### INSTRUCTIONS TO FOLLOW
Go through the entries below and copy each line containing the word "FMRCo".

### INPUT MATERIAL
------------------------------------
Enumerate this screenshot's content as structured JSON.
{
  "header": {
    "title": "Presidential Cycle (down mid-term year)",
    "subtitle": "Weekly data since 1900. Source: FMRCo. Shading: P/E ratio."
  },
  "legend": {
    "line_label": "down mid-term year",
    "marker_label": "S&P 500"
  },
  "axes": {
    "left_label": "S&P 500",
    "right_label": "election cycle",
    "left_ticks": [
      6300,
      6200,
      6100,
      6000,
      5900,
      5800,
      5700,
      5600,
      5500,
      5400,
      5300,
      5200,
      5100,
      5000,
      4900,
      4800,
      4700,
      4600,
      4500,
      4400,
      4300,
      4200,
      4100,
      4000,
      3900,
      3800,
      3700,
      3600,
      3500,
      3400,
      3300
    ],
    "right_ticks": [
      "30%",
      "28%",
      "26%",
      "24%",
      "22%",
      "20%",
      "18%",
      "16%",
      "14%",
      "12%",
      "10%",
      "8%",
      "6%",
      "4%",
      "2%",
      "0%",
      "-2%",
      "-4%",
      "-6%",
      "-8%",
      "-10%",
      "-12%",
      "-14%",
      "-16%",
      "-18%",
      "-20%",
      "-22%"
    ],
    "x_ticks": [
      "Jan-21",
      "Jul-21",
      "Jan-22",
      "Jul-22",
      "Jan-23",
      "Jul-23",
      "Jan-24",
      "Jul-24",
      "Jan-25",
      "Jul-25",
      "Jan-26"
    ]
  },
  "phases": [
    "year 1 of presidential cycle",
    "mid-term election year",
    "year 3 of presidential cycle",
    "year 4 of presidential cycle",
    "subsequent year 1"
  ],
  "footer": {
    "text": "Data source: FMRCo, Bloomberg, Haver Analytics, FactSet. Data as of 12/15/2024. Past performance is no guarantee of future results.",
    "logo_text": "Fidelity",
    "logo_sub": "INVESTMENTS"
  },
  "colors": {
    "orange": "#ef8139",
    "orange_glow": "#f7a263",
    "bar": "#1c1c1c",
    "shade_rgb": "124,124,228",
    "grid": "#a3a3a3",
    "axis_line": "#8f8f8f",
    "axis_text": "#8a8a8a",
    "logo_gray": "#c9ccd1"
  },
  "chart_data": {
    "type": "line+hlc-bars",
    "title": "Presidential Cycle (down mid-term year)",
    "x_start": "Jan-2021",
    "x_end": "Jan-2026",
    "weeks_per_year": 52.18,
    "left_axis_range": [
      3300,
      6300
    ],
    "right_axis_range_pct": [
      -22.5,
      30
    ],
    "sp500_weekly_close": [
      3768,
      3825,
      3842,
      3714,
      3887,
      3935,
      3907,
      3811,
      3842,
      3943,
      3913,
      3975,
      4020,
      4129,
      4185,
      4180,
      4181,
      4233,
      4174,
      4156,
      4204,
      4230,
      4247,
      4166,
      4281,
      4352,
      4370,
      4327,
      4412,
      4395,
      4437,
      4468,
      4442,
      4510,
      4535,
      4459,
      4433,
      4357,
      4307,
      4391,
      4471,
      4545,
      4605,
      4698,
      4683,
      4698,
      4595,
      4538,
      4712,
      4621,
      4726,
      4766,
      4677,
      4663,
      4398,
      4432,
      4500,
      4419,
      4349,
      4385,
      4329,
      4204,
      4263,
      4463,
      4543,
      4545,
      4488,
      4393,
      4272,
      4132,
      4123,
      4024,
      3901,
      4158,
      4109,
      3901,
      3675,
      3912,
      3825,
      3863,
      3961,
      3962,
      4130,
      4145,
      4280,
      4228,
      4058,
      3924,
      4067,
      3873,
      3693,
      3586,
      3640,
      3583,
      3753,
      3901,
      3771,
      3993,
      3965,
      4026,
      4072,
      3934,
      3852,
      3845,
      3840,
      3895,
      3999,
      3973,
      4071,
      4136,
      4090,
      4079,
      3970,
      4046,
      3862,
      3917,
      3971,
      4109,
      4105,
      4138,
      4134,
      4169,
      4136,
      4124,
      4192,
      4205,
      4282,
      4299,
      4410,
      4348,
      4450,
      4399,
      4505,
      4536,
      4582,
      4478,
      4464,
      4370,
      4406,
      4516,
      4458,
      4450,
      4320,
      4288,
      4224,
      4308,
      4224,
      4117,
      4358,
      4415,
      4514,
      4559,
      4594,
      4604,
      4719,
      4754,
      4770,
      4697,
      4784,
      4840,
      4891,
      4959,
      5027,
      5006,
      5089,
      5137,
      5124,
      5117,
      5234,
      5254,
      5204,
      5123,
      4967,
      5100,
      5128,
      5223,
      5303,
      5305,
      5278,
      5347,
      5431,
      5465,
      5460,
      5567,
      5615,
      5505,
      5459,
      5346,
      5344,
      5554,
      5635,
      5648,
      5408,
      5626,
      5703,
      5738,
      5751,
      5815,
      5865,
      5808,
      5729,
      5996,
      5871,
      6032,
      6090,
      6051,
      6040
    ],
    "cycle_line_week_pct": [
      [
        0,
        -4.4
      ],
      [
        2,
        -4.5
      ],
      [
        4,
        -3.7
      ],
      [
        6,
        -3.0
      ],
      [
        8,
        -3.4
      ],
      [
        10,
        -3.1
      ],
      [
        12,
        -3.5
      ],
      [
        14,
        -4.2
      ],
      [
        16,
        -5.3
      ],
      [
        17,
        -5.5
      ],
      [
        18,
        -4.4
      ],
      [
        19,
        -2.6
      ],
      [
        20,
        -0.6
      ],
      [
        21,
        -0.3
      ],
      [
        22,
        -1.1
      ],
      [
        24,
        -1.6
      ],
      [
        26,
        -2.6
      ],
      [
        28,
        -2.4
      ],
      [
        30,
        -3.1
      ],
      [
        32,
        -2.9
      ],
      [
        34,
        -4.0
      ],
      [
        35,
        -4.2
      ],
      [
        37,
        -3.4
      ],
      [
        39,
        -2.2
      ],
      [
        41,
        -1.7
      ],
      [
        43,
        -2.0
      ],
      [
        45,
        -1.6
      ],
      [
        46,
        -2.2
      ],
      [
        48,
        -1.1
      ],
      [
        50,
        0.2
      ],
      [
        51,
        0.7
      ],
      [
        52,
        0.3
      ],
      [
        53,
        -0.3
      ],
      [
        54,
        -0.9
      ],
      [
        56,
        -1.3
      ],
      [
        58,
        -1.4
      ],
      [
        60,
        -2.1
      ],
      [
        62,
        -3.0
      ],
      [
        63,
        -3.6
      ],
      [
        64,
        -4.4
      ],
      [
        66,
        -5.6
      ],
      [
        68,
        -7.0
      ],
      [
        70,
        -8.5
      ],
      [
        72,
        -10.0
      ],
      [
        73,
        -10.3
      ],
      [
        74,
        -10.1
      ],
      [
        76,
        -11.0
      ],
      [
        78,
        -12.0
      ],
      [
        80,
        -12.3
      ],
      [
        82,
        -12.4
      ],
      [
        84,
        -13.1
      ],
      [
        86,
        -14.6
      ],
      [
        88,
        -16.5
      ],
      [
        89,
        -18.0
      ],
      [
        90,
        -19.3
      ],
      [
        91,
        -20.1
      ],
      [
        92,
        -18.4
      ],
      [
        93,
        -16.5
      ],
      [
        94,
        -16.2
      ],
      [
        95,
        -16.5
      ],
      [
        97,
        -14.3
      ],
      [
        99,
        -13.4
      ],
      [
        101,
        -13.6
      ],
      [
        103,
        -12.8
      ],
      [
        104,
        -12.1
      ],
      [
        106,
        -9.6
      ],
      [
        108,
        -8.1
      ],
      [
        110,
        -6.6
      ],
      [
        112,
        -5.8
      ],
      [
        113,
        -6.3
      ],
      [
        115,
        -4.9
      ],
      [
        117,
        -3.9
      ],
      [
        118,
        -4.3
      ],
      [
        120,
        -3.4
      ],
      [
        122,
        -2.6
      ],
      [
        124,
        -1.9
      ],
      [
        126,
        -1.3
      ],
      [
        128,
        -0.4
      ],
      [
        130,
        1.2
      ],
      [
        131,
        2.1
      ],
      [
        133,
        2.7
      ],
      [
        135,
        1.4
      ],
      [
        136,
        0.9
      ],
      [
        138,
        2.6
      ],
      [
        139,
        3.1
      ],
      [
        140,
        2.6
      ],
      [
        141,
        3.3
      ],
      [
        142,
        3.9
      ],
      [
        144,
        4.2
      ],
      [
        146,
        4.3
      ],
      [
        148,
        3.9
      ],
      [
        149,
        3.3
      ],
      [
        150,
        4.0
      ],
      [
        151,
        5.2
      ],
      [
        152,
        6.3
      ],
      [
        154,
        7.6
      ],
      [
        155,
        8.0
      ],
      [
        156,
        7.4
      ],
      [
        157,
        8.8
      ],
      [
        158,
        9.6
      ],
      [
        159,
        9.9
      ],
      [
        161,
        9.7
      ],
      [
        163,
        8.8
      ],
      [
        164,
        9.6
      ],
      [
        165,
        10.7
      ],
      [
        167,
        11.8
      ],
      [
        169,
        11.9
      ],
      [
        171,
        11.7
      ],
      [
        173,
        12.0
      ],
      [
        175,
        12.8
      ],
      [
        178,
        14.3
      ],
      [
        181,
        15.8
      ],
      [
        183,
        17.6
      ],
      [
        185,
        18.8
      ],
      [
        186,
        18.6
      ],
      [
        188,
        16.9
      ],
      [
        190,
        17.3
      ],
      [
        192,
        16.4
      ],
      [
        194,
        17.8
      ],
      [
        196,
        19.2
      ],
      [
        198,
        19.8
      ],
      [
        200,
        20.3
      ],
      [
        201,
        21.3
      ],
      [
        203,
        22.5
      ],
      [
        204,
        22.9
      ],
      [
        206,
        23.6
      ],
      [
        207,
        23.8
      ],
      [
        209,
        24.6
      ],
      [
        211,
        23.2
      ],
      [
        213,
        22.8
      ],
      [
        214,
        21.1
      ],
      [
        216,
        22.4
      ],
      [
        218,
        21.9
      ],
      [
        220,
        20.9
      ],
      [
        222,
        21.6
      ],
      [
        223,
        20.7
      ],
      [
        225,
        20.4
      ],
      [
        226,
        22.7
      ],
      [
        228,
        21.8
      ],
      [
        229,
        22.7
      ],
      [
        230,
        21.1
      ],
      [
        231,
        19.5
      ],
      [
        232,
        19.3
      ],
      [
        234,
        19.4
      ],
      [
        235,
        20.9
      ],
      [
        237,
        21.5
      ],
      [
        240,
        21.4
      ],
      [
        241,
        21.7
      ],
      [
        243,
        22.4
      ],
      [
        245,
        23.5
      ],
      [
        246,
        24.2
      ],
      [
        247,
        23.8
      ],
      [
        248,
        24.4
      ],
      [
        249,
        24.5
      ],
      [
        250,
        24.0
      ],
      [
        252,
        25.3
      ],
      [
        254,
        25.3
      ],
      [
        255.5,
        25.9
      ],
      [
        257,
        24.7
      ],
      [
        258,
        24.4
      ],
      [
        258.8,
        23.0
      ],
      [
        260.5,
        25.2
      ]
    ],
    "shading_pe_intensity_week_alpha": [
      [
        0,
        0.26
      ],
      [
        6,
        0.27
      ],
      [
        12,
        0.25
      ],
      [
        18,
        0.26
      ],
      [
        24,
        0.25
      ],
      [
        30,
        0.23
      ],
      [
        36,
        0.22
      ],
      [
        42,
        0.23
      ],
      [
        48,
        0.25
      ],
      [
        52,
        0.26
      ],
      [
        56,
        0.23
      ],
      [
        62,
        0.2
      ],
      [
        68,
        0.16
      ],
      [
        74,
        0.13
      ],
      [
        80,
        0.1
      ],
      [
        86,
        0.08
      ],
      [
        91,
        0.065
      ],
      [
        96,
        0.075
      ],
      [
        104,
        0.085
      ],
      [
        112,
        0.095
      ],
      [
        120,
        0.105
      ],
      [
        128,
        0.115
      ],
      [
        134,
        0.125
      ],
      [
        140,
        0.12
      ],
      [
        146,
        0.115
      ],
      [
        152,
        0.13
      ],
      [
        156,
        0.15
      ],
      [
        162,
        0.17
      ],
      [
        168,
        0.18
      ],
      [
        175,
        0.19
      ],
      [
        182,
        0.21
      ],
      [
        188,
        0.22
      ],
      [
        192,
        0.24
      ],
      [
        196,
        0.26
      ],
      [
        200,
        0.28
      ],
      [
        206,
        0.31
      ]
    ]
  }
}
------------------------------------
### RESULT
    "subtitle": "Weekly data since 1900. Source: FMRCo. Shading: P/E ratio."
    "text": "Data source: FMRCo, Bloomberg, Haver Analytics, FactSet. Data as of 12/15/2024. Past performance is no guarantee of future results.",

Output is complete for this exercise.